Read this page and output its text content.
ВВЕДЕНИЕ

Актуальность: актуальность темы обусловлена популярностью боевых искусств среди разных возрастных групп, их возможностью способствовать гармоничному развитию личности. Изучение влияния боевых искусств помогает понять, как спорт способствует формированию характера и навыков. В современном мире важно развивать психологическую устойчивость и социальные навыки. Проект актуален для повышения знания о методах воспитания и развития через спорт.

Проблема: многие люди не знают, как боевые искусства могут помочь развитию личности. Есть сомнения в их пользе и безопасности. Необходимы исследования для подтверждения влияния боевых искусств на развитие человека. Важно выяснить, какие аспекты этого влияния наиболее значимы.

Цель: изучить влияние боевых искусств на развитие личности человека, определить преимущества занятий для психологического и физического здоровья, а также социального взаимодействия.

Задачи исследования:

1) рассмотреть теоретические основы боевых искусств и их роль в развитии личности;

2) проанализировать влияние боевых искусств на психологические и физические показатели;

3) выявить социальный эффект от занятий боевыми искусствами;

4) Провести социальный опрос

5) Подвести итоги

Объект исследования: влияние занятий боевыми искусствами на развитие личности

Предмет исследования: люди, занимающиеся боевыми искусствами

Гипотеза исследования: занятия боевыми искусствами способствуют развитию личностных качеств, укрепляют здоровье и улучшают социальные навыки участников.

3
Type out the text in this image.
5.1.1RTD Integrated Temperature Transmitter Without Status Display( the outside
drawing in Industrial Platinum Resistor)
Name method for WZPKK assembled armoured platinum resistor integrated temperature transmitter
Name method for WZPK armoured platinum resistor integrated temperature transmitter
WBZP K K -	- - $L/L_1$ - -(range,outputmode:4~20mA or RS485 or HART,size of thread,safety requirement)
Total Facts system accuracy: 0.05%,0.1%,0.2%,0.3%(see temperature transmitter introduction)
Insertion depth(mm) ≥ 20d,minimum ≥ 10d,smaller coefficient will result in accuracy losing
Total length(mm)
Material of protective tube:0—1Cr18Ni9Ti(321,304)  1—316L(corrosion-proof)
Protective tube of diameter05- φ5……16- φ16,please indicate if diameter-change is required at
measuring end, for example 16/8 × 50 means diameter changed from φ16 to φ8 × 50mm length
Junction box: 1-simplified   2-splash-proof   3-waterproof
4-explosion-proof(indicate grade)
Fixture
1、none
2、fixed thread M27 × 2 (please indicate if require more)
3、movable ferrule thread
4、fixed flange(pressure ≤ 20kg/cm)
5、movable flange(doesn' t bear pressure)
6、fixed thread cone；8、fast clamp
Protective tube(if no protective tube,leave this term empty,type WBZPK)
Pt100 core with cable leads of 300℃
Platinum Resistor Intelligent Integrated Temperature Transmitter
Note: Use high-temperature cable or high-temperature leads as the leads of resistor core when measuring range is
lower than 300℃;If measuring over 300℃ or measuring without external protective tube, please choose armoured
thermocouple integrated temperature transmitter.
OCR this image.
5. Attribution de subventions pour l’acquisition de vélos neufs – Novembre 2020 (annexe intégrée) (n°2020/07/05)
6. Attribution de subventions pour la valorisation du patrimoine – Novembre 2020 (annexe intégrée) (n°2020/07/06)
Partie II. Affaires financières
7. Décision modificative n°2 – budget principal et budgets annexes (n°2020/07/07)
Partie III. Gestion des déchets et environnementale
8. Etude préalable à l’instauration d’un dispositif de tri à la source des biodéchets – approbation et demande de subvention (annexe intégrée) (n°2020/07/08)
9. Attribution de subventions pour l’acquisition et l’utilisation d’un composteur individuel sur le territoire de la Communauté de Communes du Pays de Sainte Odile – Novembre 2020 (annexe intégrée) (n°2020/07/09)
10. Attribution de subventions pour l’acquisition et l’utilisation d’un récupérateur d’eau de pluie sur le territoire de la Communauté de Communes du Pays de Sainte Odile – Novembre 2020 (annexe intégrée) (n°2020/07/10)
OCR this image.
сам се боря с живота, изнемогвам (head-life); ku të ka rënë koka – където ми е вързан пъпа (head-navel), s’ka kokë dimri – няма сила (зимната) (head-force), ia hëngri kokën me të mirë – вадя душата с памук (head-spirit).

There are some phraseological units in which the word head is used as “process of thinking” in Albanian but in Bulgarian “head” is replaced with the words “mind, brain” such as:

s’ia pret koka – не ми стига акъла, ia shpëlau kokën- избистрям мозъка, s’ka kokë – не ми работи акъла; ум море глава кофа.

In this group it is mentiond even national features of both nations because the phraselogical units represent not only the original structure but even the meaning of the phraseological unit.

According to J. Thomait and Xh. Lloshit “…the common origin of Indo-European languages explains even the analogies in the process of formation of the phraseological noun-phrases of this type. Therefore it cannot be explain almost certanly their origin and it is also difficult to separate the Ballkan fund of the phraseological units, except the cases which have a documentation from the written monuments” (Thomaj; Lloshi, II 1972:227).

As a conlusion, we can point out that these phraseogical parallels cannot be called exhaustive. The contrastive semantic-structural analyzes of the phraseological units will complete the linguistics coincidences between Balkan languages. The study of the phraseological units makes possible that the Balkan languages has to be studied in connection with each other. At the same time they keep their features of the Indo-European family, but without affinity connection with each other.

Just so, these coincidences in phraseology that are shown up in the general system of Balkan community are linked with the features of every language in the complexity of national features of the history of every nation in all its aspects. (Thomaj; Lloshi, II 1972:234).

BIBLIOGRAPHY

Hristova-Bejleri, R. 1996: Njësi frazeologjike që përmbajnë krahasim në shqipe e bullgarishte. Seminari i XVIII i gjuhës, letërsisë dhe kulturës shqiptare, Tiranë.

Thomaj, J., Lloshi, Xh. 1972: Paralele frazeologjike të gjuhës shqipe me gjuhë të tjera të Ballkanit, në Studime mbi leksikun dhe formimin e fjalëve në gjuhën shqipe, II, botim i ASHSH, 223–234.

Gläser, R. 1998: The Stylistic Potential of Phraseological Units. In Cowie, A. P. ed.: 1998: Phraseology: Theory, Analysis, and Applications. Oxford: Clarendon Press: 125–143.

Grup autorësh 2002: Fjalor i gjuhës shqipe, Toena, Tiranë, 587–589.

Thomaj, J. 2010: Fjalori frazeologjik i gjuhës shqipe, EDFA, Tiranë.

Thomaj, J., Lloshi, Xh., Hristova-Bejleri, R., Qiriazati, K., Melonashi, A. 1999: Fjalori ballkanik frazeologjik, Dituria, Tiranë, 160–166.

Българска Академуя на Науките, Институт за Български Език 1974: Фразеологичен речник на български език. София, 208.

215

> **DIRECTION**:
Output the full listing exactly as it stands.

> **SOLUTION**:
Read this page and output its text content.
ВВЕДЕНИЕ

Актуальность: актуальность темы обусловлена популярностью боевых искусств среди разных возрастных групп, их возможностью способствовать гармоничному развитию личности. Изучение влияния боевых искусств помогает понять, как спорт способствует формированию характера и навыков. В современном мире важно развивать психологическую устойчивость и социальные навыки. Проект актуален для повышения знания о методах воспитания и развития через спорт.

Проблема: многие люди не знают, как боевые искусства могут помочь развитию личности. Есть сомнения в их пользе и безопасности. Необходимы исследования для подтверждения влияния боевых искусств на развитие человека. Важно выяснить, какие аспекты этого влияния наиболее значимы.

Цель: изучить влияние боевых искусств на развитие личности человека, определить преимущества занятий для психологического и физического здоровья, а также социального взаимодействия.

Задачи исследования:

1) рассмотреть теоретические основы боевых искусств и их роль в развитии личности;

2) проанализировать влияние боевых искусств на психологические и физические показатели;

3) выявить социальный эффект от занятий боевыми искусствами;

4) Провести социальный опрос

5) Подвести итоги

Объект исследования: влияние занятий боевыми искусствами на развитие личности

Предмет исследования: люди, занимающиеся боевыми искусствами

Гипотеза исследования: занятия боевыми искусствами способствуют развитию личностных качеств, укрепляют здоровье и улучшают социальные навыки участников.

3
Type out the text in this image.
5.1.1RTD Integrated Temperature Transmitter Without Status Display( the outside
drawing in Industrial Platinum Resistor)
Name method for WZPKK assembled armoured platinum resistor integrated temperature transmitter
Name method for WZPK armoured platinum resistor integrated temperature transmitter
WBZP K K -	- - $L/L_1$ - -(range,outputmode:4~20mA or RS485 or HART,size of thread,safety requirement)
Total Facts system accuracy: 0.05%,0.1%,0.2%,0.3%(see temperature transmitter introduction)
Insertion depth(mm) ≥ 20d,minimum ≥ 10d,smaller coefficient will result in accuracy losing
Total length(mm)
Material of protective tube:0—1Cr18Ni9Ti(321,304)  1—316L(corrosion-proof)
Protective tube of diameter05- φ5……16- φ16,please indicate if diameter-change is required at
measuring end, for example 16/8 × 50 means diameter changed from φ16 to φ8 × 50mm length
Junction box: 1-simplified   2-splash-proof   3-waterproof
4-explosion-proof(indicate grade)
Fixture
1、none
2、fixed thread M27 × 2 (please indicate if require more)
3、movable ferrule thread
4、fixed flange(pressure ≤ 20kg/cm)
5、movable flange(doesn' t bear pressure)
6、fixed thread cone；8、fast clamp
Protective tube(if no protective tube,leave this term empty,type WBZPK)
Pt100 core with cable leads of 300℃
Platinum Resistor Intelligent Integrated Temperature Transmitter
Note: Use high-temperature cable or high-temperature leads as the leads of resistor core when measuring range is
lower than 300℃;If measuring over 300℃ or measuring without external protective tube, please choose armoured
thermocouple integrated temperature transmitter.
OCR this image.
5. Attribution de subventions pour l’acquisition de vélos neufs – Novembre 2020 (annexe intégrée) (n°2020/07/05)
6. Attribution de subventions pour la valorisation du patrimoine – Novembre 2020 (annexe intégrée) (n°2020/07/06)
Partie II. Affaires financières
7. Décision modificative n°2 – budget principal et budgets annexes (n°2020/07/07)
Partie III. Gestion des déchets et environnementale
8. Etude préalable à l’instauration d’un dispositif de tri à la source des biodéchets – approbation et demande de subvention (annexe intégrée) (n°2020/07/08)
9. Attribution de subventions pour l’acquisition et l’utilisation d’un composteur individuel sur le territoire de la Communauté de Communes du Pays de Sainte Odile – Novembre 2020 (annexe intégrée) (n°2020/07/09)
10. Attribution de subventions pour l’acquisition et l’utilisation d’un récupérateur d’eau de pluie sur le territoire de la Communauté de Communes du Pays de Sainte Odile – Novembre 2020 (annexe intégrée) (n°2020/07/10)
OCR this image.
сам се боря с живота, изнемогвам (head-life); ku të ka rënë koka – където ми е вързан пъпа (head-navel), s’ka kokë dimri – няма сила (зимната) (head-force), ia hëngri kokën me të mirë – вадя душата с памук (head-spirit).

There are some phraseological units in which the word head is used as “process of thinking” in Albanian but in Bulgarian “head” is replaced with the words “mind, brain” such as:

s’ia pret koka – не ми стига акъла, ia shpëlau kokën- избистрям мозъка, s’ka kokë – не ми работи акъла; ум море глава кофа.

In this group it is mentiond even national features of both nations because the phraselogical units represent not only the original structure but even the meaning of the phraseological unit.

According to J. Thomait and Xh. Lloshit “…the common origin of Indo-European languages explains even the analogies in the process of formation of the phraseological noun-phrases of this type. Therefore it cannot be explain almost certanly their origin and it is also difficult to separate the Ballkan fund of the phraseological units, except the cases which have a documentation from the written monuments” (Thomaj; Lloshi, II 1972:227).

As a conlusion, we can point out that these phraseogical parallels cannot be called exhaustive. The contrastive semantic-structural analyzes of the phraseological units will complete the linguistics coincidences between Balkan languages. The study of the phraseological units makes possible that the Balkan languages has to be studied in connection with each other. At the same time they keep their features of the Indo-European family, but without affinity connection with each other.

Just so, these coincidences in phraseology that are shown up in the general system of Balkan community are linked with the features of every language in the complexity of national features of the history of every nation in all its aspects. (Thomaj; Lloshi, II 1972:234).

BIBLIOGRAPHY

Hristova-Bejleri, R. 1996: Njësi frazeologjike që përmbajnë krahasim në shqipe e bullgarishte. Seminari i XVIII i gjuhës, letërsisë dhe kulturës shqiptare, Tiranë.

Thomaj, J., Lloshi, Xh. 1972: Paralele frazeologjike të gjuhës shqipe me gjuhë të tjera të Ballkanit, në Studime mbi leksikun dhe formimin e fjalëve në gjuhën shqipe, II, botim i ASHSH, 223–234.

Gläser, R. 1998: The Stylistic Potential of Phraseological Units. In Cowie, A. P. ed.: 1998: Phraseology: Theory, Analysis, and Applications. Oxford: Clarendon Press: 125–143.

Grup autorësh 2002: Fjalor i gjuhës shqipe, Toena, Tiranë, 587–589.

Thomaj, J. 2010: Fjalori frazeologjik i gjuhës shqipe, EDFA, Tiranë.

Thomaj, J., Lloshi, Xh., Hristova-Bejleri, R., Qiriazati, K., Melonashi, A. 1999: Fjalori ballkanik frazeologjik, Dituria, Tiranë, 160–166.

Българска Академуя на Науките, Институт за Български Език 1974: Фразеологичен речник на български език. София, 208.

215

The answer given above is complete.